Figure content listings
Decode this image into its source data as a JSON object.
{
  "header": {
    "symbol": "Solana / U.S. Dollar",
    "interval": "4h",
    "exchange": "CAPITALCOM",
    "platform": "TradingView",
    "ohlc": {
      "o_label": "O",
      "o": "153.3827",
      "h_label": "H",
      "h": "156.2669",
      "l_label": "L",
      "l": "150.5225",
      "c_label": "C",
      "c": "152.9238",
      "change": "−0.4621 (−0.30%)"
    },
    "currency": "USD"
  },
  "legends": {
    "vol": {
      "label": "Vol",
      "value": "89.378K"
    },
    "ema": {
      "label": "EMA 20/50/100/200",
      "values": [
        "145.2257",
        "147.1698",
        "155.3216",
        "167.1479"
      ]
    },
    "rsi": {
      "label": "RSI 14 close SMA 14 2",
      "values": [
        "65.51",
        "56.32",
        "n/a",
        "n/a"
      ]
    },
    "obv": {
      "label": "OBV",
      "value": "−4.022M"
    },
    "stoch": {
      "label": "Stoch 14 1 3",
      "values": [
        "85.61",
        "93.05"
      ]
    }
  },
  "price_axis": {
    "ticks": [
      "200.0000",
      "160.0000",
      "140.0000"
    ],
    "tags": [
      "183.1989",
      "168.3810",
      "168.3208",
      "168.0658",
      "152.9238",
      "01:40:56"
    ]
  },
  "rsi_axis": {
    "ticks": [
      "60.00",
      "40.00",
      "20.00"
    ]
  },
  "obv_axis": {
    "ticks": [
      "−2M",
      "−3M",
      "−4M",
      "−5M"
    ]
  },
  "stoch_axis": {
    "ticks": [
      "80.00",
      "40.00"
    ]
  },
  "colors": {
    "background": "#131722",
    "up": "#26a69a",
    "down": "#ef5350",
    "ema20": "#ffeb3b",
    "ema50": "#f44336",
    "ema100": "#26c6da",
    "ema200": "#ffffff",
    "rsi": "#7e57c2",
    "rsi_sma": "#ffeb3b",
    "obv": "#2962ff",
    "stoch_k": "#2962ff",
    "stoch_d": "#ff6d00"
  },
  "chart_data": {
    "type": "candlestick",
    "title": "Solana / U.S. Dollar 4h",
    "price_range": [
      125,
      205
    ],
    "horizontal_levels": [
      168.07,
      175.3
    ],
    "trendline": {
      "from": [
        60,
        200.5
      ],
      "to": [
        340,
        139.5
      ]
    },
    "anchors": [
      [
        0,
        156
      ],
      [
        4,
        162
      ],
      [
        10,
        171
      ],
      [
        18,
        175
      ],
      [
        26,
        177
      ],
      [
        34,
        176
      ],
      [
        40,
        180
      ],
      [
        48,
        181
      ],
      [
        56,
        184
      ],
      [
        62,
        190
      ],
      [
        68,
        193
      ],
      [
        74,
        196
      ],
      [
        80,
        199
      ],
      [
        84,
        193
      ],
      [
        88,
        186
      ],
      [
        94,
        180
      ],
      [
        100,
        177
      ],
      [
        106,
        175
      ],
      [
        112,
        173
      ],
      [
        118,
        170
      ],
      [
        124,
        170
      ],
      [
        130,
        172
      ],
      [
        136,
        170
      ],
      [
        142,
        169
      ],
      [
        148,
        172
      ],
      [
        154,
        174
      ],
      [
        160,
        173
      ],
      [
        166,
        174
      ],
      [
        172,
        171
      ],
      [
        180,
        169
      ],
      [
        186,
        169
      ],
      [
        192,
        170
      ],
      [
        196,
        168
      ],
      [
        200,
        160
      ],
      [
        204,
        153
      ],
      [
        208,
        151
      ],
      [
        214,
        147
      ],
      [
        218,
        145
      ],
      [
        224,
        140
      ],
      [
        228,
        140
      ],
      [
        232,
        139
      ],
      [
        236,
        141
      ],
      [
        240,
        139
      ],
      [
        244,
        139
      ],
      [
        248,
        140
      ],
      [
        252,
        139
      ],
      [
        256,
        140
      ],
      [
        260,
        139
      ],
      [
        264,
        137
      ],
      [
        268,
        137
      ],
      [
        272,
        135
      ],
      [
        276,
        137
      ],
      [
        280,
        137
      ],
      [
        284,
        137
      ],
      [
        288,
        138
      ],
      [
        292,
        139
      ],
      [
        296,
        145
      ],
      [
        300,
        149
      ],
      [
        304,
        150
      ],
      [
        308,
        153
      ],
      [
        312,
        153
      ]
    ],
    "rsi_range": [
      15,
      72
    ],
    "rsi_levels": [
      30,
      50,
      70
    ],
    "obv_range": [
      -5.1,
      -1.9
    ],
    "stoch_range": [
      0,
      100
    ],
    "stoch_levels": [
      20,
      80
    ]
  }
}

Prompt
Above are the records; retype every one exactly.

Task solution
Decode this image into its source data as a JSON object.
{
  "header": {
    "symbol": "Solana / U.S. Dollar",
    "interval": "4h",
    "exchange": "CAPITALCOM",
    "platform": "TradingView",
    "ohlc": {
      "o_label": "O",
      "o": "153.3827",
      "h_label": "H",
      "h": "156.2669",
      "l_label": "L",
      "l": "150.5225",
      "c_label": "C",
      "c": "152.9238",
      "change": "−0.4621 (−0.30%)"
    },
    "currency": "USD"
  },
  "legends": {
    "vol": {
      "label": "Vol",
      "value": "89.378K"
    },
    "ema": {
      "label": "EMA 20/50/100/200",
      "values": [
        "145.2257",
        "147.1698",
        "155.3216",
        "167.1479"
      ]
    },
    "rsi": {
      "label": "RSI 14 close SMA 14 2",
      "values": [
        "65.51",
        "56.32",
        "n/a",
        "n/a"
      ]
    },
    "obv": {
      "label": "OBV",
      "value": "−4.022M"
    },
    "stoch": {
      "label": "Stoch 14 1 3",
      "values": [
        "85.61",
        "93.05"
      ]
    }
  },
  "price_axis": {
    "ticks": [
      "200.0000",
      "160.0000",
      "140.0000"
    ],
    "tags": [
      "183.1989",
      "168.3810",
      "168.3208",
      "168.0658",
      "152.9238",
      "01:40:56"
    ]
  },
  "rsi_axis": {
    "ticks": [
      "60.00",
      "40.00",
      "20.00"
    ]
  },
  "obv_axis": {
    "ticks": [
      "−2M",
      "−3M",
      "−4M",
      "−5M"
    ]
  },
  "stoch_axis": {
    "ticks": [
      "80.00",
      "40.00"
    ]
  },
  "colors": {
    "background": "#131722",
    "up": "#26a69a",
    "down": "#ef5350",
    "ema20": "#ffeb3b",
    "ema50": "#f44336",
    "ema100": "#26c6da",
    "ema200": "#ffffff",
    "rsi": "#7e57c2",
    "rsi_sma": "#ffeb3b",
    "obv": "#2962ff",
    "stoch_k": "#2962ff",
    "stoch_d": "#ff6d00"
  },
  "chart_data": {
    "type": "candlestick",
    "title": "Solana / U.S. Dollar 4h",
    "price_range": [
      125,
      205
    ],
    "horizontal_levels": [
      168.07,
      175.3
    ],
    "trendline": {
      "from": [
        60,
        200.5
      ],
      "to": [
        340,
        139.5
      ]
    },
    "anchors": [
      [
        0,
        156
      ],
      [
        4,
        162
      ],
      [
        10,
        171
      ],
      [
        18,
        175
      ],
      [
        26,
        177
      ],
      [
        34,
        176
      ],
      [
        40,
        180
      ],
      [
        48,
        181
      ],
      [
        56,
        184
      ],
      [
        62,
        190
      ],
      [
        68,
        193
      ],
      [
        74,
        196
      ],
      [
        80,
        199
      ],
      [
        84,
        193
      ],
      [
        88,
        186
      ],
      [
        94,
        180
      ],
      [
        100,
        177
      ],
      [
        106,
        175
      ],
      [
        112,
        173
      ],
      [
        118,
        170
      ],
      [
        124,
        170
      ],
      [
        130,
        172
      ],
      [
        136,
        170
      ],
      [
        142,
        169
      ],
      [
        148,
        172
      ],
      [
        154,
        174
      ],
      [
        160,
        173
      ],
      [
        166,
        174
      ],
      [
        172,
        171
      ],
      [
        180,
        169
      ],
      [
        186,
        169
      ],
      [
        192,
        170
      ],
      [
        196,
        168
      ],
      [
        200,
        160
      ],
      [
        204,
        153
      ],
      [
        208,
        151
      ],
      [
        214,
        147
      ],
      [
        218,
        145
      ],
      [
        224,
        140
      ],
      [
        228,
        140
      ],
      [
        232,
        139
      ],
      [
        236,
        141
      ],
      [
        240,
        139
      ],
      [
        244,
        139
      ],
      [
        248,
        140
      ],
      [
        252,
        139
      ],
      [
        256,
        140
      ],
      [
        260,
        139
      ],
      [
        264,
        137
      ],
      [
        268,
        137
      ],
      [
        272,
        135
      ],
      [
        276,
        137
      ],
      [
        280,
        137
      ],
      [
        284,
        137
      ],
      [
        288,
        138
      ],
      [
        292,
        139
      ],
      [
        296,
        145
      ],
      [
        300,
        149
      ],
      [
        304,
        150
      ],
      [
        308,
        153
      ],
      [
        312,
        153
      ]
    ],
    "rsi_range": [
      15,
      72
    ],
    "rsi_levels": [
      30,
      50,
      70
    ],
    "obv_range": [
      -5.1,
      -1.9
    ],
    "stoch_range": [
      0,
      100
    ],
    "stoch_levels": [
      20,
      80
    ]
  }
}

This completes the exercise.